**Written task:** Give a count of the lines below that have the string "Account" in them, with no other words.

**Exercise materials:**
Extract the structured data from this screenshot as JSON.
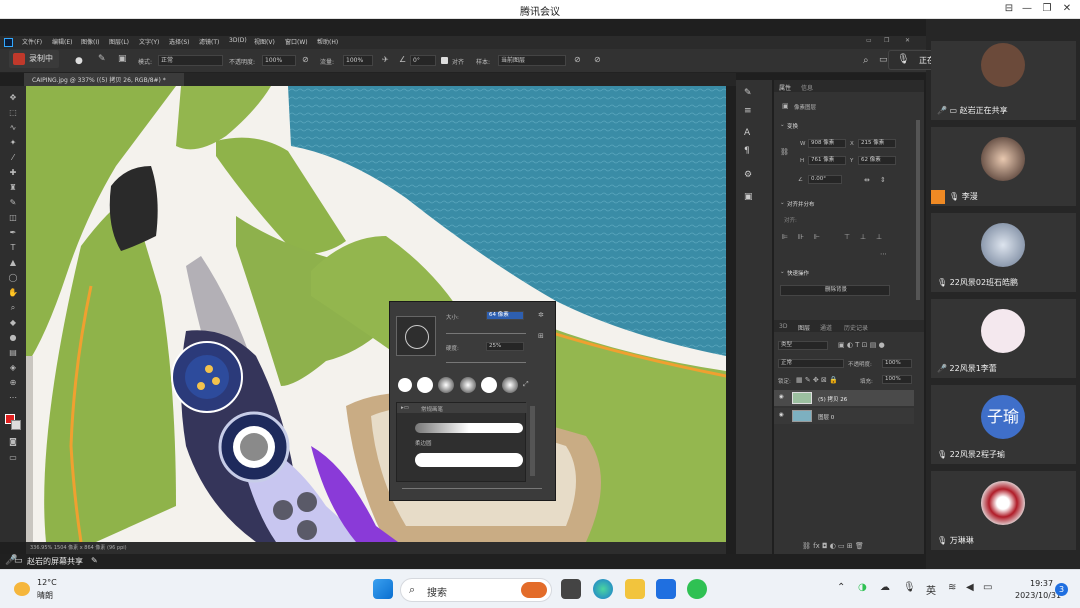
{
  "window": {
    "title": "腾讯会议"
  },
  "ps": {
    "menu": [
      "文件(F)",
      "编辑(E)",
      "图像(I)",
      "图层(L)",
      "文字(Y)",
      "选择(S)",
      "滤镜(T)",
      "3D(D)",
      "视图(V)",
      "窗口(W)",
      "帮助(H)"
    ],
    "recording_label": "录制中",
    "options": {
      "mode_label": "模式:",
      "mode_value": "正常",
      "opacity_label": "不透明度:",
      "opacity_value": "100%",
      "flow_label": "流量:",
      "flow_value": "100%",
      "angle_value": "0°",
      "align_label": "对齐",
      "sample_label": "样本:",
      "sample_value": "当前图层"
    },
    "doc_tab": "CAIPING.jpg @ 337% ((5) 拷贝 26, RGB/8#) *",
    "status": "336.95%   1504 像素 x 864 像素 (96 ppi)",
    "properties": {
      "tab_props": "属性",
      "tab_info": "信息",
      "pixel_layer": "像素图层",
      "transform": "变换",
      "w": "908 像素",
      "x": "215 像素",
      "h": "761 像素",
      "y": "62 像素",
      "angle": "0.00°",
      "align_dist": "对齐并分布",
      "align": "对齐:",
      "quick_actions": "快速操作",
      "remove_bg": "删除背景"
    },
    "layers": {
      "tabs": [
        "3D",
        "图层",
        "通道",
        "历史记录"
      ],
      "kind": "类型",
      "blend": "正常",
      "opacity_label": "不透明度:",
      "opacity": "100%",
      "lock": "锁定:",
      "fill_label": "填充:",
      "fill": "100%",
      "items": [
        "(5) 拷贝 26",
        "图层 0"
      ]
    },
    "brush": {
      "size_label": "大小:",
      "size_value": "64 像素",
      "hardness_label": "硬度:",
      "hardness_value": "25%",
      "group": "常规画笔",
      "brush1": "柔边圆"
    }
  },
  "share_bar": "赵岩的屏幕共享",
  "speaking": "正在讲话:",
  "participants": [
    {
      "name": "赵岩正在共享",
      "mic": "on"
    },
    {
      "name": "李漫",
      "mic": "off"
    },
    {
      "name": "22风景02班石皓鹏",
      "mic": "off"
    },
    {
      "name": "22风景1李蕾",
      "mic": "on"
    },
    {
      "name": "22风景2程子瑜",
      "mic": "off",
      "avatar_text": "子瑜"
    },
    {
      "name": "万琳琳",
      "mic": "off"
    }
  ],
  "taskbar": {
    "temp": "12°C",
    "weather": "晴朗",
    "search": "搜索",
    "ime": "英",
    "time": "19:37",
    "date": "2023/10/31",
    "badge": "3"
  },
  "colors": {
    "water": "#3a8ca6",
    "grass": "#8fb34a",
    "road": "#ffffff",
    "accent_orange": "#f0a030",
    "purple": "#8a3ad8"
  }
}
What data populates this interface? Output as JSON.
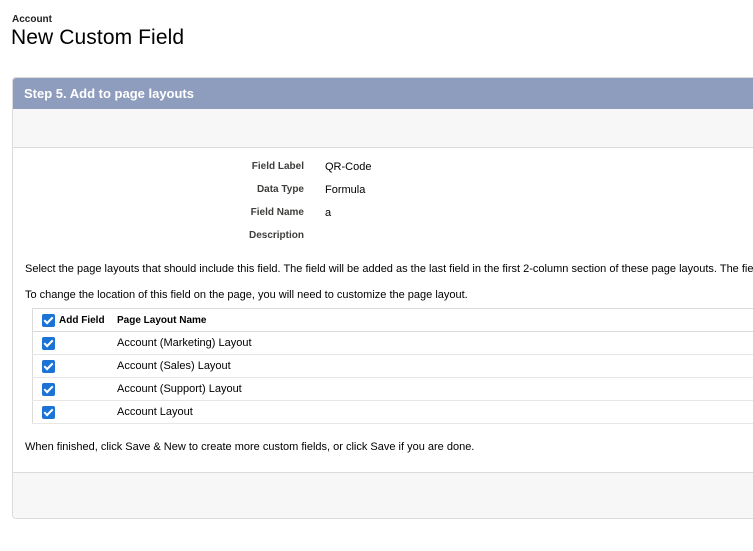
{
  "header": {
    "breadcrumb": "Account",
    "title": "New Custom Field"
  },
  "step": {
    "title": "Step 5. Add to page layouts"
  },
  "details": {
    "field_label_label": "Field Label",
    "field_label_value": "QR-Code",
    "data_type_label": "Data Type",
    "data_type_value": "Formula",
    "field_name_label": "Field Name",
    "field_name_value": "a",
    "description_label": "Description",
    "description_value": ""
  },
  "instructions": {
    "line1": "Select the page layouts that should include this field. The field will be added as the last field in the first 2-column section of these page layouts. The field",
    "line2": "To change the location of this field on the page, you will need to customize the page layout.",
    "footer": "When finished, click Save & New to create more custom fields, or click Save if you are done."
  },
  "table": {
    "col_add": "Add Field",
    "col_name": "Page Layout Name",
    "rows": [
      {
        "name": "Account (Marketing) Layout",
        "checked": true
      },
      {
        "name": "Account (Sales) Layout",
        "checked": true
      },
      {
        "name": "Account (Support) Layout",
        "checked": true
      },
      {
        "name": "Account Layout",
        "checked": true
      }
    ]
  },
  "colors": {
    "header_bg": "#8e9dbd",
    "checkbox": "#1b73d6",
    "bar_bg": "#f7f7f7"
  }
}
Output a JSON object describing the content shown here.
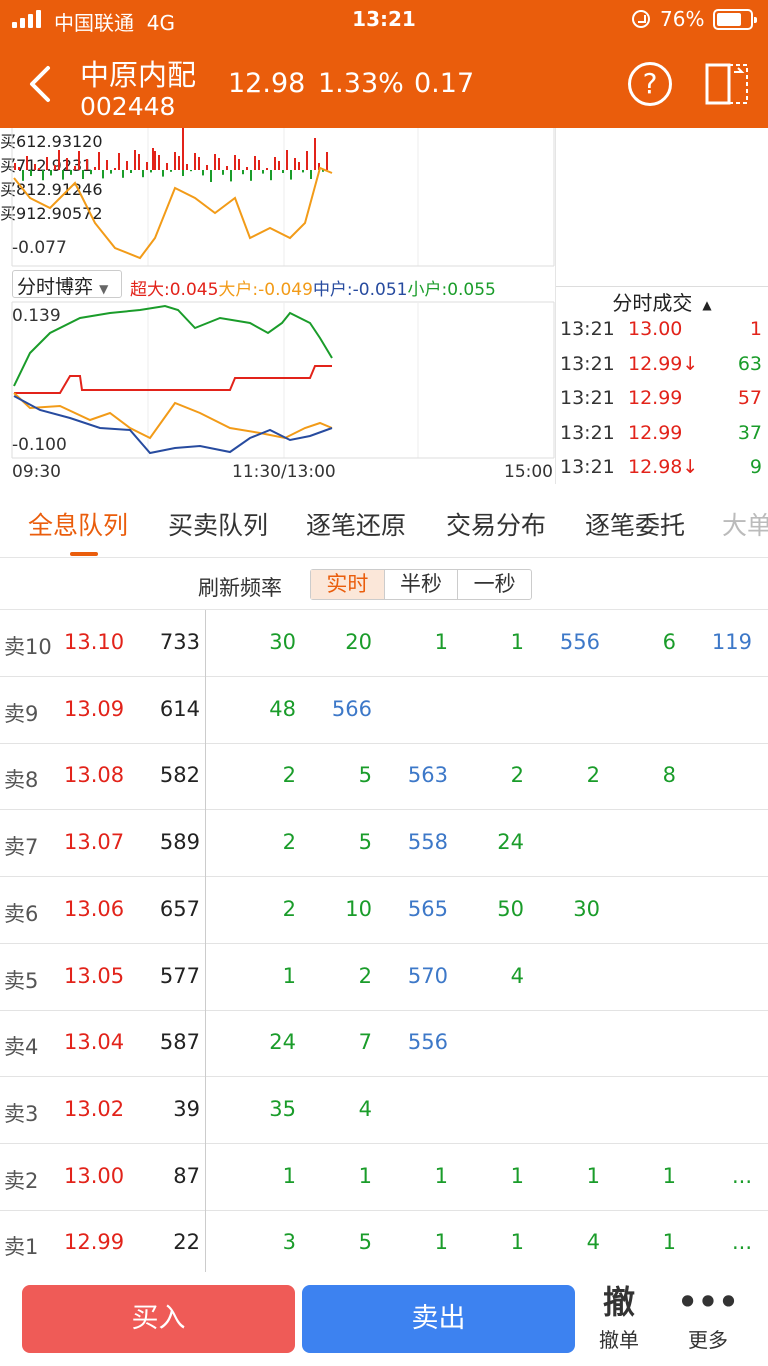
{
  "status": {
    "carrier": "中国联通",
    "network": "4G",
    "time": "13:21",
    "battery": "76%",
    "battery_level": 0.76
  },
  "header": {
    "name": "中原内配",
    "code": "002448",
    "price": "12.98",
    "pct": "1.33%",
    "change": "0.17"
  },
  "top_chart": {
    "min_label": "-0.077"
  },
  "game": {
    "selector": "分时博弈",
    "legend": [
      {
        "text": "超大:0.045",
        "color": "#e2231a"
      },
      {
        "text": "大户:-0.049",
        "color": "#f29b18"
      },
      {
        "text": "中户:-0.051",
        "color": "#274b9f"
      },
      {
        "text": "小户:0.055",
        "color": "#1a9c2a"
      }
    ],
    "max_label": "0.139",
    "min_label": "-0.100",
    "time_start": "09:30",
    "time_mid": "11:30/13:00",
    "time_end": "15:00"
  },
  "orderbook": [
    {
      "label": "买6",
      "price": "12.93",
      "volume": "120",
      "dot": "#cccccc"
    },
    {
      "label": "买7",
      "price": "12.92",
      "volume": "31",
      "dot": "#cccccc"
    },
    {
      "label": "买8",
      "price": "12.91",
      "volume": "246",
      "dot": "#ea5d0c"
    },
    {
      "label": "买9",
      "price": "12.90",
      "volume": "572",
      "dot": "#ea5d0c"
    }
  ],
  "ticks": {
    "title": "分时成交",
    "rows": [
      {
        "time": "13:21",
        "price": "13.00",
        "volume": "1",
        "color": "#e2231a"
      },
      {
        "time": "13:21",
        "price": "12.99↓",
        "volume": "63",
        "color": "#1a9c2a"
      },
      {
        "time": "13:21",
        "price": "12.99",
        "volume": "57",
        "color": "#e2231a"
      },
      {
        "time": "13:21",
        "price": "12.99",
        "volume": "37",
        "color": "#1a9c2a"
      },
      {
        "time": "13:21",
        "price": "12.98↓",
        "volume": "9",
        "color": "#1a9c2a"
      }
    ]
  },
  "tabs": [
    "全息队列",
    "买卖队列",
    "逐笔还原",
    "交易分布",
    "逐笔委托",
    "大单"
  ],
  "refresh": {
    "label": "刷新频率",
    "options": [
      "实时",
      "半秒",
      "一秒"
    ],
    "selected": 0
  },
  "queue": [
    {
      "label": "卖10",
      "price": "13.10",
      "volume": "733",
      "cells": [
        "30",
        "20",
        "1",
        "1",
        "556",
        "6",
        "119"
      ]
    },
    {
      "label": "卖9",
      "price": "13.09",
      "volume": "614",
      "cells": [
        "48",
        "566"
      ]
    },
    {
      "label": "卖8",
      "price": "13.08",
      "volume": "582",
      "cells": [
        "2",
        "5",
        "563",
        "2",
        "2",
        "8"
      ]
    },
    {
      "label": "卖7",
      "price": "13.07",
      "volume": "589",
      "cells": [
        "2",
        "5",
        "558",
        "24"
      ]
    },
    {
      "label": "卖6",
      "price": "13.06",
      "volume": "657",
      "cells": [
        "2",
        "10",
        "565",
        "50",
        "30"
      ]
    },
    {
      "label": "卖5",
      "price": "13.05",
      "volume": "577",
      "cells": [
        "1",
        "2",
        "570",
        "4"
      ]
    },
    {
      "label": "卖4",
      "price": "13.04",
      "volume": "587",
      "cells": [
        "24",
        "7",
        "556"
      ]
    },
    {
      "label": "卖3",
      "price": "13.02",
      "volume": "39",
      "cells": [
        "35",
        "4"
      ]
    },
    {
      "label": "卖2",
      "price": "13.00",
      "volume": "87",
      "cells": [
        "1",
        "1",
        "1",
        "1",
        "1",
        "1",
        "..."
      ]
    },
    {
      "label": "卖1",
      "price": "12.99",
      "volume": "22",
      "cells": [
        "3",
        "5",
        "1",
        "1",
        "4",
        "1",
        "..."
      ]
    }
  ],
  "bottom": {
    "buy": "买入",
    "sell": "卖出",
    "cancel_icon": "撤",
    "cancel": "撤单",
    "more": "更多"
  }
}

**Exercise answer:** 5